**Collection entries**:
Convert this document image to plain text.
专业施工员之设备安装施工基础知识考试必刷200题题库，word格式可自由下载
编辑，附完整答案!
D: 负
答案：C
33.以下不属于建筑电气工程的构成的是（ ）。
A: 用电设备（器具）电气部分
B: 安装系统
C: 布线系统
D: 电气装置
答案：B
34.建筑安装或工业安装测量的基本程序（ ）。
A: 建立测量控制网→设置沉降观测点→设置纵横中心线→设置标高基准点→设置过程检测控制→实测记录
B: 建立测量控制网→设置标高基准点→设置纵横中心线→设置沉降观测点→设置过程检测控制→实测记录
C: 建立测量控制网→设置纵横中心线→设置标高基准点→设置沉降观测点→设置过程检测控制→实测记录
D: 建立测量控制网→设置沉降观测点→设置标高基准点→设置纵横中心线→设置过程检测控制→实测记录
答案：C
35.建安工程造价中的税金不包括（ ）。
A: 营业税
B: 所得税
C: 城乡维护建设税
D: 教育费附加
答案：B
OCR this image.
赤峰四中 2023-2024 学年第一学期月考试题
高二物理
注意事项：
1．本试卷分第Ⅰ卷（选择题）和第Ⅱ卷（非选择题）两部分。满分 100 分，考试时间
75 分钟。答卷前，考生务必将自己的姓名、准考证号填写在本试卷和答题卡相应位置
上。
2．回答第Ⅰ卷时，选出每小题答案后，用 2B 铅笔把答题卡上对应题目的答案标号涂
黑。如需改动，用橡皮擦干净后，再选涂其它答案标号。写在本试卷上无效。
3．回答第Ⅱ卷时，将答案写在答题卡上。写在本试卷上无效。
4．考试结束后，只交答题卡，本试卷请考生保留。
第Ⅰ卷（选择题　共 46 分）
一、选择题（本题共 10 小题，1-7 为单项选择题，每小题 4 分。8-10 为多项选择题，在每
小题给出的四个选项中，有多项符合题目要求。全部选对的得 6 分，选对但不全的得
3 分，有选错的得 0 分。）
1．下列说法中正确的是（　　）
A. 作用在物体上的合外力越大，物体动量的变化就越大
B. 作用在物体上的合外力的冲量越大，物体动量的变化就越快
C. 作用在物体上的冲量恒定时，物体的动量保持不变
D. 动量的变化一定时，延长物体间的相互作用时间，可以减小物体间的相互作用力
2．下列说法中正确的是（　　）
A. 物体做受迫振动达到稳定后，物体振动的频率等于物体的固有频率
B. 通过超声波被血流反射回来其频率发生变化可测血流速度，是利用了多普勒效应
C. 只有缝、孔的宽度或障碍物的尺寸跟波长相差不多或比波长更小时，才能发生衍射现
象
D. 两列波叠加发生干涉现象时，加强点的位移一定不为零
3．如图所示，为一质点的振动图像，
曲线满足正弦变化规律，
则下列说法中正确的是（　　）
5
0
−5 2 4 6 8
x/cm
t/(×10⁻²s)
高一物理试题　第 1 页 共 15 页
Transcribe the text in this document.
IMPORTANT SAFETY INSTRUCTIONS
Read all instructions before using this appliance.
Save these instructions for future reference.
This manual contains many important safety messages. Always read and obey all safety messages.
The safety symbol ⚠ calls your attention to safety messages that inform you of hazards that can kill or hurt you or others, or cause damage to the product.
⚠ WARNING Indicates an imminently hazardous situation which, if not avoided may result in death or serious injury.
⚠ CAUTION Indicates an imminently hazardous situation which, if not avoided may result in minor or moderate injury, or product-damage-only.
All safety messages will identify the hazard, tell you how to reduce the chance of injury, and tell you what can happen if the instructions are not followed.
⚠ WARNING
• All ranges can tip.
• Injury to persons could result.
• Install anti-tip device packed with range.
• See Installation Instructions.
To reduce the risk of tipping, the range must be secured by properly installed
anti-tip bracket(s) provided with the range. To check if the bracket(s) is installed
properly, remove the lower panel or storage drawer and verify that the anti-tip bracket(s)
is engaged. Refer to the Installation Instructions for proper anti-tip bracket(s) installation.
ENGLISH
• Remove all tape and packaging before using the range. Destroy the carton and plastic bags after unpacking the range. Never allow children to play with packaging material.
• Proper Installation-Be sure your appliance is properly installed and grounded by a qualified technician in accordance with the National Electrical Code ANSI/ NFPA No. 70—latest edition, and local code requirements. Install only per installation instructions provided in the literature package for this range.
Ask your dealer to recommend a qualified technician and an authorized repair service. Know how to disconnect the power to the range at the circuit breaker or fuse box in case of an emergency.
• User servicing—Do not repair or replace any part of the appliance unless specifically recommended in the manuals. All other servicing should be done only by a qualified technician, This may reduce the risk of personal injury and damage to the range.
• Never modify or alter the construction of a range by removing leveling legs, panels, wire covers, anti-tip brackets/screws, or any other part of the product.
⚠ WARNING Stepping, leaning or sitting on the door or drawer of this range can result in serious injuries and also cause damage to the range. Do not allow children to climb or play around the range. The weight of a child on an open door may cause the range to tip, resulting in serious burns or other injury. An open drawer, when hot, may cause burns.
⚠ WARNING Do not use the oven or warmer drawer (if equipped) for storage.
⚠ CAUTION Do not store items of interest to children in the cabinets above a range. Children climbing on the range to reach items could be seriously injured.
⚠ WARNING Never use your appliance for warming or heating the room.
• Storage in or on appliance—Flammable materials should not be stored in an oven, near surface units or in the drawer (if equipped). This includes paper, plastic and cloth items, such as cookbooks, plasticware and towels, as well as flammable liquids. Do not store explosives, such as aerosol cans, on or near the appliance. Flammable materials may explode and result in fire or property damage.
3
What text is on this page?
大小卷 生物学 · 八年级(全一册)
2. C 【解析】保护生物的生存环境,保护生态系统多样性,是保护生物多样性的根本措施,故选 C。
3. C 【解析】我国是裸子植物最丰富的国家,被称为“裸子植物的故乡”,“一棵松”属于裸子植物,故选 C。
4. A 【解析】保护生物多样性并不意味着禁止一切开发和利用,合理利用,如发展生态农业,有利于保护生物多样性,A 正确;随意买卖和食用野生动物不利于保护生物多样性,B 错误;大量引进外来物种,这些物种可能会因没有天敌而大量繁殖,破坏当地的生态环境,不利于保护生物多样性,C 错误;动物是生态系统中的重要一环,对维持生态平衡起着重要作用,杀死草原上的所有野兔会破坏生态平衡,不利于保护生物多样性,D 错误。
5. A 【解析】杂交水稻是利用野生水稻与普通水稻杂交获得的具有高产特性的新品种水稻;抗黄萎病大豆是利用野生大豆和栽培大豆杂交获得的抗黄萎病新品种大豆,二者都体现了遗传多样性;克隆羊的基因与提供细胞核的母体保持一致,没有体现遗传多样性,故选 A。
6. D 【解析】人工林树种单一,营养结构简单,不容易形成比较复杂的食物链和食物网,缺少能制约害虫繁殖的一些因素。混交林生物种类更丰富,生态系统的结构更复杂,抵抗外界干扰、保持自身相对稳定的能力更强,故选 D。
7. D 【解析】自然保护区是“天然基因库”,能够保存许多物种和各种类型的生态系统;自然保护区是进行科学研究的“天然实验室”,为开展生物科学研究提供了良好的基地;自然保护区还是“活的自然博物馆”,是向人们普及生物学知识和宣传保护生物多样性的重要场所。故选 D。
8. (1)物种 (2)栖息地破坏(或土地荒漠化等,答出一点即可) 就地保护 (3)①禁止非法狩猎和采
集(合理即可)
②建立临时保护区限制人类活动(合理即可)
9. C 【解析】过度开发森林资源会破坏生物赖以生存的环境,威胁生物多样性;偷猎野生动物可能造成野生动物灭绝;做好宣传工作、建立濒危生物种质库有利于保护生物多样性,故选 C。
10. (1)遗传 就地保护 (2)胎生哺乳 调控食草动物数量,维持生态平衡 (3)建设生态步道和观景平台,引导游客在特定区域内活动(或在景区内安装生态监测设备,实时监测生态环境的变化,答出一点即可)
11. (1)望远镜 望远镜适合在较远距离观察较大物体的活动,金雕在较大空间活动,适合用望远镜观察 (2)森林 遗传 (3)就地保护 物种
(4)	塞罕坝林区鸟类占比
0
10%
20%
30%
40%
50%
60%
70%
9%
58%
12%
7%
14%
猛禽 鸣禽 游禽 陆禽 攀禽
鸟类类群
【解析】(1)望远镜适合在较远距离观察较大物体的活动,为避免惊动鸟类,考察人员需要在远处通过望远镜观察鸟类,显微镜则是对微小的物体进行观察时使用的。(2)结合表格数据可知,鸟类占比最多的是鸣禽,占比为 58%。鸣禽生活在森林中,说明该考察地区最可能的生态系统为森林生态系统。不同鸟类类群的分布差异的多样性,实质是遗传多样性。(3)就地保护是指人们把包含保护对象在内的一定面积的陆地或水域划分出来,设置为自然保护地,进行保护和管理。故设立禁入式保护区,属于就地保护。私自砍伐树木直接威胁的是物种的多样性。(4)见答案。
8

**Exercise task**:
For the entries shown above, give the number of lines that include the word "risk", without any other text.

**Exercise answer**:
2